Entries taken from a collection
- - -
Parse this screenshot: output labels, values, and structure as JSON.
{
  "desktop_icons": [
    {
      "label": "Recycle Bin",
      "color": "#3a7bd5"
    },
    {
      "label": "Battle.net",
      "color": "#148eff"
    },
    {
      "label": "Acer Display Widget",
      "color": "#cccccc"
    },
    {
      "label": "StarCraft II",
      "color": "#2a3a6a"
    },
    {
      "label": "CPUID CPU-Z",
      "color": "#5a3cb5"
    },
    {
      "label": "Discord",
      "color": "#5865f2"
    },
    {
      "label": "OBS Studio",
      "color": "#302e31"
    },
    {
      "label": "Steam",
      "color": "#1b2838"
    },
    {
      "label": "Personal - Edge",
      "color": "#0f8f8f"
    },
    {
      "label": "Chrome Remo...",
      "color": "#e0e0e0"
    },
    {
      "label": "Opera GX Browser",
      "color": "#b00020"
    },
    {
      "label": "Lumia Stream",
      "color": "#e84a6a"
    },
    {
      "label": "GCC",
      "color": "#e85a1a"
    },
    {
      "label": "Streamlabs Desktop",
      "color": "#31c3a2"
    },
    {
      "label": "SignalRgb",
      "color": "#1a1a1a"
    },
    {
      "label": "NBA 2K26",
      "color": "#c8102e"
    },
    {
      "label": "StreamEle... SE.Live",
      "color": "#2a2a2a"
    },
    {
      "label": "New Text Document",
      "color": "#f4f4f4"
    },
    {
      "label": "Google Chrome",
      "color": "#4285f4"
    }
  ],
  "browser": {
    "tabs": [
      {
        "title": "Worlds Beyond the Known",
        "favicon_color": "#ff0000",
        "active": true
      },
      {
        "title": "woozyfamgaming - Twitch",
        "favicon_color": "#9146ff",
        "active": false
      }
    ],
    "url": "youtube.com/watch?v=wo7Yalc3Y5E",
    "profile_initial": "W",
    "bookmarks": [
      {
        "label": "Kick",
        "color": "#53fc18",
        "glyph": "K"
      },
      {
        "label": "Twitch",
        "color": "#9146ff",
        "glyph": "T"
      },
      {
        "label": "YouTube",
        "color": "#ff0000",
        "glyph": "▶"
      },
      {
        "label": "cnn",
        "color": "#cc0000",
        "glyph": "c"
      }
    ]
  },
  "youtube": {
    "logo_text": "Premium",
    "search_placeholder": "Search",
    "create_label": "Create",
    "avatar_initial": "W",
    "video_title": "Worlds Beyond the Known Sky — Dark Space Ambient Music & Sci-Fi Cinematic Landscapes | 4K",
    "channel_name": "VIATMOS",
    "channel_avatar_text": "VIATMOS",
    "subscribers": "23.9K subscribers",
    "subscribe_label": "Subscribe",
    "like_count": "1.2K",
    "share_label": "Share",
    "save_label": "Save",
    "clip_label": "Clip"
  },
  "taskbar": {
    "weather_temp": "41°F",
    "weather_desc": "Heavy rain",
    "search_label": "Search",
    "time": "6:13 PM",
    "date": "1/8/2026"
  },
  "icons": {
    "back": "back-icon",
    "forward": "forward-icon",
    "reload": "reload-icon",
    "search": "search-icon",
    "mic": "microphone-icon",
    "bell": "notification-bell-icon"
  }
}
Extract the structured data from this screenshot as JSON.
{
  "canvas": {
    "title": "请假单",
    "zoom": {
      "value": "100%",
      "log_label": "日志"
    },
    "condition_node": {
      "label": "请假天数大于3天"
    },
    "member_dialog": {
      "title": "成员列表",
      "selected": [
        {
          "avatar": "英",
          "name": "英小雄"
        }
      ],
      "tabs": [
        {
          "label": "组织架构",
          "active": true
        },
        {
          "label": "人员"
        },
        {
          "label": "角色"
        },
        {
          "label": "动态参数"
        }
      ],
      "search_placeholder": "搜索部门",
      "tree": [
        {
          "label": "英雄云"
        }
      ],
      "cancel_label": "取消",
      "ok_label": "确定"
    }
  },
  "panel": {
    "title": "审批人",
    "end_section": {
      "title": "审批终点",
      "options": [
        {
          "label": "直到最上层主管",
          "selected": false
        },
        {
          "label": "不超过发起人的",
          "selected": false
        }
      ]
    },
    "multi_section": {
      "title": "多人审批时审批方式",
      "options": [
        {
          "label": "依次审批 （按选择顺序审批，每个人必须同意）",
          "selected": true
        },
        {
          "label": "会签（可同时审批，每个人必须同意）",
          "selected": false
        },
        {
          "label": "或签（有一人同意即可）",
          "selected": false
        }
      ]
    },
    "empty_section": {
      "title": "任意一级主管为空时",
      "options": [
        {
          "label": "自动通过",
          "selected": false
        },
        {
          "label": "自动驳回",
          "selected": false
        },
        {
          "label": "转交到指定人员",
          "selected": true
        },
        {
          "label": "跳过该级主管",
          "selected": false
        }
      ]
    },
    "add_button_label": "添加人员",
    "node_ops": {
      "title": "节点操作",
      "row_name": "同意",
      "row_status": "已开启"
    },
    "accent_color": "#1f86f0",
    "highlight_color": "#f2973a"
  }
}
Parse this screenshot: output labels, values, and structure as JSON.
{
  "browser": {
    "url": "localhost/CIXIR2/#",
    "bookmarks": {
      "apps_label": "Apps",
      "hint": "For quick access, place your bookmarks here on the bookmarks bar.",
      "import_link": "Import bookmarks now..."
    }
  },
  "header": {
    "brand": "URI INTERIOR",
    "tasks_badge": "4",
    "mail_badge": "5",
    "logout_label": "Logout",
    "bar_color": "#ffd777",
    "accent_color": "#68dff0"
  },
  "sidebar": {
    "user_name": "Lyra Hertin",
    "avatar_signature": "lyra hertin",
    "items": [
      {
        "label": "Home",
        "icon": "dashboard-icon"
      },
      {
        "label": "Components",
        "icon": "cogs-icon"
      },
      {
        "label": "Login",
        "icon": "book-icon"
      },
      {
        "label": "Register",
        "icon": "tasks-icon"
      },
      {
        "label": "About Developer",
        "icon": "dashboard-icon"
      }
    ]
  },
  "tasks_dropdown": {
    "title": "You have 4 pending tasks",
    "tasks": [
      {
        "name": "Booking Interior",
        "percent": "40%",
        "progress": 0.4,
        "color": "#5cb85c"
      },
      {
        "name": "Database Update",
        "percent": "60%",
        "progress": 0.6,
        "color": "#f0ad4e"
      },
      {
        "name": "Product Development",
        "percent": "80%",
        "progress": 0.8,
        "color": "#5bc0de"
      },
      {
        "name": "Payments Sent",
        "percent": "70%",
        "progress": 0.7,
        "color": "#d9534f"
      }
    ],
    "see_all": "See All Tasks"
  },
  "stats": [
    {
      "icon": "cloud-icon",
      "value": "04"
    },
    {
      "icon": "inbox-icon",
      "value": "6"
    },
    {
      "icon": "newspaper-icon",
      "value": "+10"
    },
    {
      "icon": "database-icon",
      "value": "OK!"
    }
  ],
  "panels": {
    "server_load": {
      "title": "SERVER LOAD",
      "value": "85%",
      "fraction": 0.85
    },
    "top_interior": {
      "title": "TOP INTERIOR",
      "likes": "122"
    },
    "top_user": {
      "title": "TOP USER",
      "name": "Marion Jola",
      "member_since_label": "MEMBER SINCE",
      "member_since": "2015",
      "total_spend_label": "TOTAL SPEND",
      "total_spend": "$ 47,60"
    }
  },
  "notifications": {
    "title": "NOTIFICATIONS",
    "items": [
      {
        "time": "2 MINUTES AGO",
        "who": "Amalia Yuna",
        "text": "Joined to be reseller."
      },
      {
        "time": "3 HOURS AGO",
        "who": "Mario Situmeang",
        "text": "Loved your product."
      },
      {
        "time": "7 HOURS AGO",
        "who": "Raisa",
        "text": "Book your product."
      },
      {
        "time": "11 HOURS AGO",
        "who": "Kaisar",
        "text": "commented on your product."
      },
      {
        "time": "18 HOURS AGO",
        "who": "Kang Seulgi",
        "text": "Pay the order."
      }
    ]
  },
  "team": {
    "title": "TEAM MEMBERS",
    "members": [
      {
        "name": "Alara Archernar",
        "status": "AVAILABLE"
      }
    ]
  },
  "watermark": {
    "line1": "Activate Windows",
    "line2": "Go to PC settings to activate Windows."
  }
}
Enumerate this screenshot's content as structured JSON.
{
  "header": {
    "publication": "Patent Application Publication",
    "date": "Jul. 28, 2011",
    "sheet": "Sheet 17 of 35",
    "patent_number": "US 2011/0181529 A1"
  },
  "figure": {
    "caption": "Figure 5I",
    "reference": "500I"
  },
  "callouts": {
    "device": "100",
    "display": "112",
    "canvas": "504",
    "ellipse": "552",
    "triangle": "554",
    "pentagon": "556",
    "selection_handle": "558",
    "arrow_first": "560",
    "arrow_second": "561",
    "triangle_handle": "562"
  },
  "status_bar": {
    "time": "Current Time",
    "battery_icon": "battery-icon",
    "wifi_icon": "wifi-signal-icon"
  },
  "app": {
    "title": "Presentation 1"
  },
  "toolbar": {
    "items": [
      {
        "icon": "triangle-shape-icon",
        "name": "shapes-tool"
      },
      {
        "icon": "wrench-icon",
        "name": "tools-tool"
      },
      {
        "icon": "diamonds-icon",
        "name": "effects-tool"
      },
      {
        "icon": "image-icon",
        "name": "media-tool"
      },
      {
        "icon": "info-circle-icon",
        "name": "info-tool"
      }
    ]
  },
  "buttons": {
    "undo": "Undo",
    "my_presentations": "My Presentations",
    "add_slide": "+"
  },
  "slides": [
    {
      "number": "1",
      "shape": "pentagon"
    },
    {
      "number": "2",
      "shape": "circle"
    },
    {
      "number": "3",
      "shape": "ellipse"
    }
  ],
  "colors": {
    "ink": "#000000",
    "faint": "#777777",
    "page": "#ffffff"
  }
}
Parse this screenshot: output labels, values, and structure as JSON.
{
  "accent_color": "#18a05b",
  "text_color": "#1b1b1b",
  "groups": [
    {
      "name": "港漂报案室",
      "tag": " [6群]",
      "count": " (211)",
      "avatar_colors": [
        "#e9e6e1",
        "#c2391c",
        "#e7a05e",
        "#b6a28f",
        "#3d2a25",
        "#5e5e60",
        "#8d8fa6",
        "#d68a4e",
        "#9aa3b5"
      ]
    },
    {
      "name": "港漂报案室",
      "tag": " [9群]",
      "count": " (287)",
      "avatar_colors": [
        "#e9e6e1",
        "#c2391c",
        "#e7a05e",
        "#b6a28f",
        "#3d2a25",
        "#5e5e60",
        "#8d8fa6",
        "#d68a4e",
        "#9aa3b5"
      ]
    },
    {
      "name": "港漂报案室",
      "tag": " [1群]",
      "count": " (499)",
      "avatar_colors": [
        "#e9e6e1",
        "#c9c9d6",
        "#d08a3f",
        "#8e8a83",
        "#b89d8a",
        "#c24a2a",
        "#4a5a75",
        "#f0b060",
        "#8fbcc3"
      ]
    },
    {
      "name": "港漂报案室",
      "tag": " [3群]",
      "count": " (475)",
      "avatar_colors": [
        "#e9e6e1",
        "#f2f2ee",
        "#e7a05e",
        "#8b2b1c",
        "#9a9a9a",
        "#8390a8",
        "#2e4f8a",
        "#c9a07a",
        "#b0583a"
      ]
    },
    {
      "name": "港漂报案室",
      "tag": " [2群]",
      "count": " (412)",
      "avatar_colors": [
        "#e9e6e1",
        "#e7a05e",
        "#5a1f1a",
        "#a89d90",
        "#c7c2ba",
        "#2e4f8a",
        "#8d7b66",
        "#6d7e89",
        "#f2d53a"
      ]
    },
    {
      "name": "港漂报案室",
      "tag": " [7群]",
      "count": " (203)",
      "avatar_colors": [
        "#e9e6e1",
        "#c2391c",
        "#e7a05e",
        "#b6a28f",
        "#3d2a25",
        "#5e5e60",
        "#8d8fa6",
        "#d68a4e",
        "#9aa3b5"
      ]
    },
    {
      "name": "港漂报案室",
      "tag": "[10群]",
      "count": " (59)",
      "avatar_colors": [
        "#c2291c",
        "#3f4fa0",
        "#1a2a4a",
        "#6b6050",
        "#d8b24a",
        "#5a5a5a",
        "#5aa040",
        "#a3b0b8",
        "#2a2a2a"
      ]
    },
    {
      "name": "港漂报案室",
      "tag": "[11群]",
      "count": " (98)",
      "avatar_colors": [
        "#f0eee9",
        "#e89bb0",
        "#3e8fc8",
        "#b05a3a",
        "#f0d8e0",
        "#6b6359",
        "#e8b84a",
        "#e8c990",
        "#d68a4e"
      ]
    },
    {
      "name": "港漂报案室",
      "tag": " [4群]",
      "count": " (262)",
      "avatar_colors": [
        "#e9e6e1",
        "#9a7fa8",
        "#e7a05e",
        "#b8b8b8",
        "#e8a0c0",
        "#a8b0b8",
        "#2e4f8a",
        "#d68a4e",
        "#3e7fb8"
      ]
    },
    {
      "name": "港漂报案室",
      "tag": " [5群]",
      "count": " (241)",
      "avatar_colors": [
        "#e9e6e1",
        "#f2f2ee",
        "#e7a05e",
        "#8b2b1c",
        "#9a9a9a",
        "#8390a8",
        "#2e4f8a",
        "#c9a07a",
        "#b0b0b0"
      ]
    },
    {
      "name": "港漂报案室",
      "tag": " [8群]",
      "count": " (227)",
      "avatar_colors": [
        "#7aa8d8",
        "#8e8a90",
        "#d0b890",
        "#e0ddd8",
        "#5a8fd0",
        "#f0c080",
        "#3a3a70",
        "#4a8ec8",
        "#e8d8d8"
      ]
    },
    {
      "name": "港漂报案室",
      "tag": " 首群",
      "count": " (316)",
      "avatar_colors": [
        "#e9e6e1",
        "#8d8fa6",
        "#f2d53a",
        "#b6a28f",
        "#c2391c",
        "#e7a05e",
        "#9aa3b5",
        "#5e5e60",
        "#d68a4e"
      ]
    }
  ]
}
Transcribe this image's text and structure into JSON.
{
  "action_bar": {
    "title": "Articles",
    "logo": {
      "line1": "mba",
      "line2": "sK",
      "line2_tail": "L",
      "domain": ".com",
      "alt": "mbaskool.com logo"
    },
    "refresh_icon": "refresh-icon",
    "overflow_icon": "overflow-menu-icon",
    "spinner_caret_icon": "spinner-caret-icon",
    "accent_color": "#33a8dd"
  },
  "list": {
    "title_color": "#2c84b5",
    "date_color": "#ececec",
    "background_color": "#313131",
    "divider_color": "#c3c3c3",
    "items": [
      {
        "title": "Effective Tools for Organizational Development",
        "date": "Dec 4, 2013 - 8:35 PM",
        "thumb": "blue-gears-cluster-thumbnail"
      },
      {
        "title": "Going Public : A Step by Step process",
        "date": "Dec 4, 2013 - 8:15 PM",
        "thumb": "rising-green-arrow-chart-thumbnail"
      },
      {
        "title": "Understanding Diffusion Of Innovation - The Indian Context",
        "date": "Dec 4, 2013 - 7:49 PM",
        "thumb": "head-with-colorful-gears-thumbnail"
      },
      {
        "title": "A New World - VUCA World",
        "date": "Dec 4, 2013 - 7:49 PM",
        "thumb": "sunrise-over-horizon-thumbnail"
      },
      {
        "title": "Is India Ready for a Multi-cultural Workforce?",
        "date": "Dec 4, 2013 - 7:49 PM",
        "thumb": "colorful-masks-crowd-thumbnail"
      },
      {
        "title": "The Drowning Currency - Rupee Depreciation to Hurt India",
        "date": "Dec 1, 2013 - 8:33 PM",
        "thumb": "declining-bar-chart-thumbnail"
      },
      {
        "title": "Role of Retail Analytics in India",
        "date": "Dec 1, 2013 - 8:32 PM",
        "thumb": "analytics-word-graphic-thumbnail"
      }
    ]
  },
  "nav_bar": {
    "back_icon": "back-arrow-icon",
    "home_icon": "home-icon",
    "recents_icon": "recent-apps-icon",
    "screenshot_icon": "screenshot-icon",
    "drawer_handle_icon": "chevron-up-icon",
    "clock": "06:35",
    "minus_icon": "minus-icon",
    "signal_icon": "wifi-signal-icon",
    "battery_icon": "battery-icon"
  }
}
- - -
**GOAL**
Going through the data, tally the lines containing "每个人必须同意" and report only the result.

**WRITTEN REPLY**
2